» **Provided text**

I am using electric rope, but I've been adjusting the spacing, and adding extra strands.  Right now the lambs are the only ones that go through it (usually... ), and they only 'escape' into a larger pasture, not into the great beyond.

You could try that setup for sheep, adding at least a couple more strands, but that may not keep the sheep in - if it doesn't, be prepared to go to a more physical fence (or start out that way).  If you want to add strands and match, that looks like 'Field Guardian'  brand 1.5" white polytape classic reinforced (a guess from the google results).  It should work with that fencer you mentioned above, but probably won't work with a 'weed-burning' type charger.

Those corner posts don't appear to be braced, so if you go to welded wire/field fence/nonclimb fence, you'll need to find out if the corner posts can be braced enough to take the strain, or if you'll need to sink and brace new corners.

It looks like a beautiful place!


----------



## goatboy1973 (Sep 7, 2014)

You need a physical barrier to keep sheep in & predators out. I converted our beef cattle operation over to a meat goat operation. We had 5 strand barbed wire over the entire farm. I went the most economical route available. I went over the existing barbed wire  with welded wire cattle panels. Then I put 2 strands of electric wire (1 strand at the top to keep the guardian llamas from trying to stick their head over the fence, and another strand 6-8 inches off the ground to keep the goats from rubbing against the fence and also to keep predators out. Your wooden fence would be so easy to do this with. The welded wire fence comes in 16 ft. lengths and we got the panels in 5 ft. high version. Some of the panels had to be cut to length and we used a bolt/ lock cutter to cut to length. Then you could re-use the electric horse tape at the bottom and top but the tape might not be too effective on wooled sheep but it works alright with hair sheep though. Our Tractor Supply store has excellent solar chargers that work just as good as the electric plug in models. You have an excellent start for your sheep plans and with a few modifications can have a safe and adequate habitat for a variety of livestock without breaking the bank. Good luck!


----------



## Alan G (Oct 4, 2014)

goatboy1973 said:


> You need a physical barrier to keep sheep in & predators out. I converted our beef cattle operation over to a meat goat operation. We had 5 strand barbed wire over the entire farm. I went the most economical route available. I went over the existing barbed wire  with welded wire cattle panels. Then I put 2 strands of electric wire (1 strand at the top to keep the guardian llamas from trying to stick their head over the fence, and another strand 6-8 inches off the ground to keep the goats from rubbing against the fence and also to keep predators out. Your wooden fence would be so easy to do this with. The welded wire fence comes in 16 ft. lengths and we got the panels in 5 ft. high version. Some of the panels had to be cut to length and we used a bolt/ lock cutter to cut to length. Then you could re-use the electric horse tape at the bottom and top but the tape might not be too effective on wooled sheep but it works alright with hair sheep though. Our Tractor Supply store has excellent solar chargers that work just as good as the electric plug in models. You have an excellent start for your sheep plans and with a few modifications can have a safe and adequate habitat for a variety of livestock without breaking the bank. Good luck!

» **Records supplied**
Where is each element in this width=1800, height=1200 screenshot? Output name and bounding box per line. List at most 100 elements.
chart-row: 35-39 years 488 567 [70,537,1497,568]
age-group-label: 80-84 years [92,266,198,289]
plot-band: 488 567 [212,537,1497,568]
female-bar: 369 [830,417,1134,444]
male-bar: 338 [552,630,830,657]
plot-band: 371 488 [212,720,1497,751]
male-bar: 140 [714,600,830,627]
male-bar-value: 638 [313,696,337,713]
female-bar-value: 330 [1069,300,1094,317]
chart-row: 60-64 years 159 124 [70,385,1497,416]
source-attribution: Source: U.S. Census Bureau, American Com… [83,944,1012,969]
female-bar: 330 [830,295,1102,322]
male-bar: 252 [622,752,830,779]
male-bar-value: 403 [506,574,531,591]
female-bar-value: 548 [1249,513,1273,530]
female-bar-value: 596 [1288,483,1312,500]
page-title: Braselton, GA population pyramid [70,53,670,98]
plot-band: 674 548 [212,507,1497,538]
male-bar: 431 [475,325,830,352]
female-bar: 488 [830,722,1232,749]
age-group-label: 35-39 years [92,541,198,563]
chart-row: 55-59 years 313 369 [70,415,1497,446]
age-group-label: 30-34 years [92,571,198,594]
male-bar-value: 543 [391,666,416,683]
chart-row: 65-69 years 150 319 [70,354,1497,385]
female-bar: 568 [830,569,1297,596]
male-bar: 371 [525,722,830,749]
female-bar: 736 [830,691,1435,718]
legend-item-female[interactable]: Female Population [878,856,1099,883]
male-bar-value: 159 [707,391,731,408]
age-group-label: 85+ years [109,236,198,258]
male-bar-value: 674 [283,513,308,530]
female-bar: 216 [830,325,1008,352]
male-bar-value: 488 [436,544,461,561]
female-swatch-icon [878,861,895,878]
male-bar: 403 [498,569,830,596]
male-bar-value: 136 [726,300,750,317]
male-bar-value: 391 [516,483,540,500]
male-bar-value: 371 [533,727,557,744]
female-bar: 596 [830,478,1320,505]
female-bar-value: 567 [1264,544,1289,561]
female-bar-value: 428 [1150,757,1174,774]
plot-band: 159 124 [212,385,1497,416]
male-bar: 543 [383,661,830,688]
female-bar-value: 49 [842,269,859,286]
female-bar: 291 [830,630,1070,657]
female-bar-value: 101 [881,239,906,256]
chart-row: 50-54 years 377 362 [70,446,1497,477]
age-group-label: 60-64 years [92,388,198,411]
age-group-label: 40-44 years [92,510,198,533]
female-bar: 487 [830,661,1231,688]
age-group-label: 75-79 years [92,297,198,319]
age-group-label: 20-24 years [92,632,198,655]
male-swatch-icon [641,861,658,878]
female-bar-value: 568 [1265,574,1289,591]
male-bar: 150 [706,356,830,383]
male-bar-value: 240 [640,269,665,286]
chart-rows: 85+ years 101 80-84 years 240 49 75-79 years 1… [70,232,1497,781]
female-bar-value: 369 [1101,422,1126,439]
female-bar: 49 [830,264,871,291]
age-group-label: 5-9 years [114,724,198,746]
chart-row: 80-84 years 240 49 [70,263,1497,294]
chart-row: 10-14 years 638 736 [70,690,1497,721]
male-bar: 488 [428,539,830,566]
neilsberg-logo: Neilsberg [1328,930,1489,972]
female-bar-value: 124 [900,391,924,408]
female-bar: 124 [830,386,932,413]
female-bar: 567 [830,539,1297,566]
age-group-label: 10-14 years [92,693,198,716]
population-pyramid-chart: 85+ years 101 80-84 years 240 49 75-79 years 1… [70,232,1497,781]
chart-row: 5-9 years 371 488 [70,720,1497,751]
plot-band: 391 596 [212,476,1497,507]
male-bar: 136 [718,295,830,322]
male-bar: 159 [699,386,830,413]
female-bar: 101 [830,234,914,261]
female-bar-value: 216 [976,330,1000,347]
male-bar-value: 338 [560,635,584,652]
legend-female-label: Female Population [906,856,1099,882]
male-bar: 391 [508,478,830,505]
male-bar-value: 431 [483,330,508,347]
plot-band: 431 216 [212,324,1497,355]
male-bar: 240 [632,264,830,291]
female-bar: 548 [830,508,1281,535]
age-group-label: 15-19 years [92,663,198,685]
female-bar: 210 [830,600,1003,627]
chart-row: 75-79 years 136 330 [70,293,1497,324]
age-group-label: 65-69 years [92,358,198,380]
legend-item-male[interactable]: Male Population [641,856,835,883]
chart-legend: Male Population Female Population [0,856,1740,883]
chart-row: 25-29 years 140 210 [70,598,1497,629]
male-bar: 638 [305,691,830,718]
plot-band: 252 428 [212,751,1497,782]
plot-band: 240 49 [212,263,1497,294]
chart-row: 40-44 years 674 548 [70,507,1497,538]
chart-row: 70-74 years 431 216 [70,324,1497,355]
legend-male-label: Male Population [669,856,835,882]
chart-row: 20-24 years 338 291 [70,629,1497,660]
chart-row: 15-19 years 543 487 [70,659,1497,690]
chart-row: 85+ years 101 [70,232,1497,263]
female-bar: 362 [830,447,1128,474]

» **Given task 1**
In the fencing thread, how high were the welded wire cattle panels that were bought?
» **Given task 2**
Please transcribe the part of the fencing thread starting with "You could try" and going on through "brace new corners.".

» **Response 1**
They were 5 feet high.

» **Response 2**
You could try that setup for sheep, adding at least a couple more strands, but that may not keep the sheep in - if it doesn't, be prepared to go to a more physical fence (or start out that way).  If you want to add strands and match, that looks like 'Field Guardian'  brand 1.5" white polytape classic reinforced (a guess from the google results).  It should work with that fencer you mentioned above, but probably won't work with a 'weed-burning' type charger.

Those corner posts don't appear to be braced, so if you go to welded wire/field fence/nonclimb fence, you'll need to find out if the corner posts can be braced enough to take the strain, or if you'll need to sink and brace new corners.